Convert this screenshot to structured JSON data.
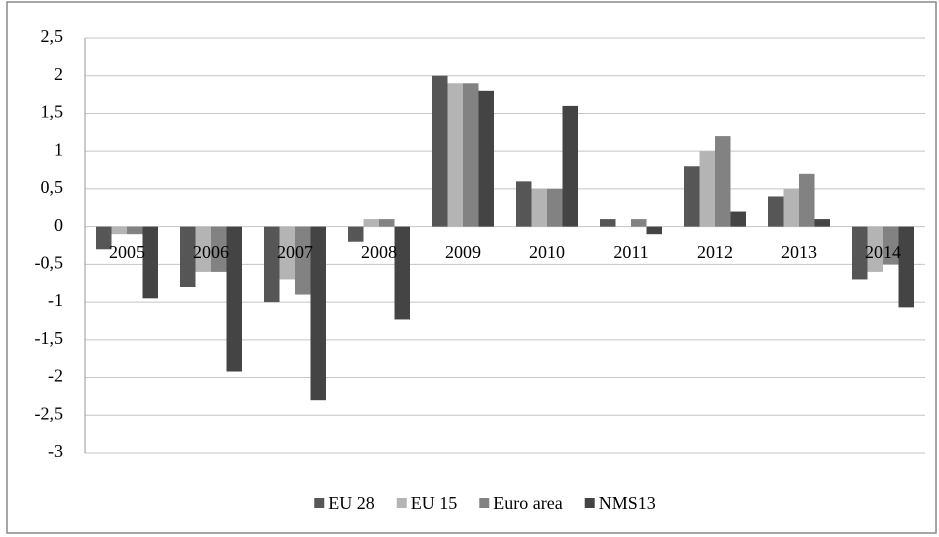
{
  "chart_data": {
    "type": "bar",
    "categories": [
      "2005",
      "2006",
      "2007",
      "2008",
      "2009",
      "2010",
      "2011",
      "2012",
      "2013",
      "2014"
    ],
    "series": [
      {
        "name": "EU 28",
        "color": "#565656",
        "values": [
          -0.3,
          -0.8,
          -1.0,
          -0.2,
          2.0,
          0.6,
          0.1,
          0.8,
          0.4,
          -0.7
        ]
      },
      {
        "name": "EU 15",
        "color": "#b4b4b4",
        "values": [
          -0.1,
          -0.6,
          -0.7,
          0.1,
          1.9,
          0.5,
          0.0,
          1.0,
          0.5,
          -0.6
        ]
      },
      {
        "name": "Euro area",
        "color": "#828282",
        "values": [
          -0.1,
          -0.6,
          -0.9,
          0.1,
          1.9,
          0.5,
          0.1,
          1.2,
          0.7,
          -0.5
        ]
      },
      {
        "name": "NMS13",
        "color": "#444444",
        "values": [
          -0.95,
          -1.92,
          -2.3,
          -1.23,
          1.8,
          1.6,
          -0.1,
          0.2,
          0.1,
          -1.07
        ]
      }
    ],
    "ylim": [
      -3,
      2.5
    ],
    "yticks": [
      -3,
      {
        "value": -2.5,
        "label": "-2,5"
      },
      -2,
      {
        "value": -1.5,
        "label": "-1,5"
      },
      -1,
      {
        "value": -0.5,
        "label": "-0,5"
      },
      0,
      {
        "value": 0.5,
        "label": "0,5"
      },
      1,
      {
        "value": 1.5,
        "label": "1,5"
      },
      2,
      {
        "value": 2.5,
        "label": "2,5"
      }
    ],
    "grid": true,
    "legend": "bottom"
  }
}
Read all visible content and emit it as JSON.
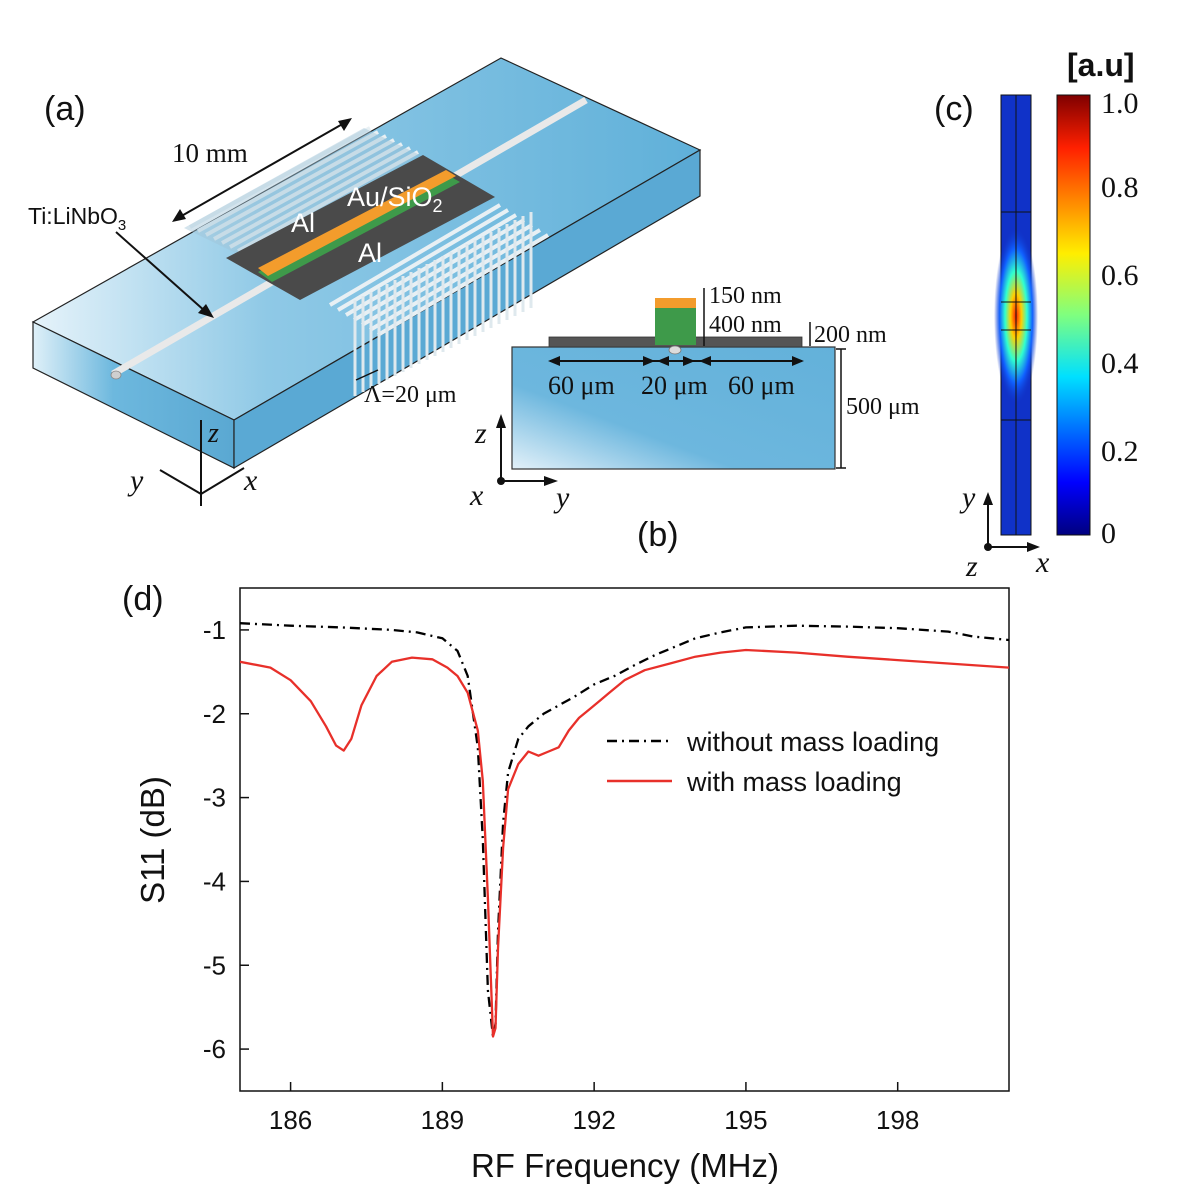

● ● ● ● ●

▸ **Set task**: What you return should match the records above word for word, minus the pictures.

▸ **Reply**:
Convert this screenshot to structured JSON data.
{
  "chart_data": {
    "type": "bar",
    "categories": [
      "2005",
      "2006",
      "2007",
      "2008",
      "2009",
      "2010",
      "2011",
      "2012",
      "2013",
      "2014"
    ],
    "series": [
      {
        "name": "EU 28",
        "color": "#565656",
        "values": [
          -0.3,
          -0.8,
          -1.0,
          -0.2,
          2.0,
          0.6,
          0.1,
          0.8,
          0.4,
          -0.7
        ]
      },
      {
        "name": "EU 15",
        "color": "#b4b4b4",
        "values": [
          -0.1,
          -0.6,
          -0.7,
          0.1,
          1.9,
          0.5,
          0.0,
          1.0,
          0.5,
          -0.6
        ]
      },
      {
        "name": "Euro area",
        "color": "#828282",
        "values": [
          -0.1,
          -0.6,
          -0.9,
          0.1,
          1.9,
          0.5,
          0.1,
          1.2,
          0.7,
          -0.5
        ]
      },
      {
        "name": "NMS13",
        "color": "#444444",
        "values": [
          -0.95,
          -1.92,
          -2.3,
          -1.23,
          1.8,
          1.6,
          -0.1,
          0.2,
          0.1,
          -1.07
        ]
      }
    ],
    "ylim": [
      -3,
      2.5
    ],
    "yticks": [
      -3,
      {
        "value": -2.5,
        "label": "-2,5"
      },
      -2,
      {
        "value": -1.5,
        "label": "-1,5"
      },
      -1,
      {
        "value": -0.5,
        "label": "-0,5"
      },
      0,
      {
        "value": 0.5,
        "label": "0,5"
      },
      1,
      {
        "value": 1.5,
        "label": "1,5"
      },
      2,
      {
        "value": 2.5,
        "label": "2,5"
      }
    ],
    "grid": true,
    "legend": "bottom"
  }
}
Read all visible content and emit it as JSON.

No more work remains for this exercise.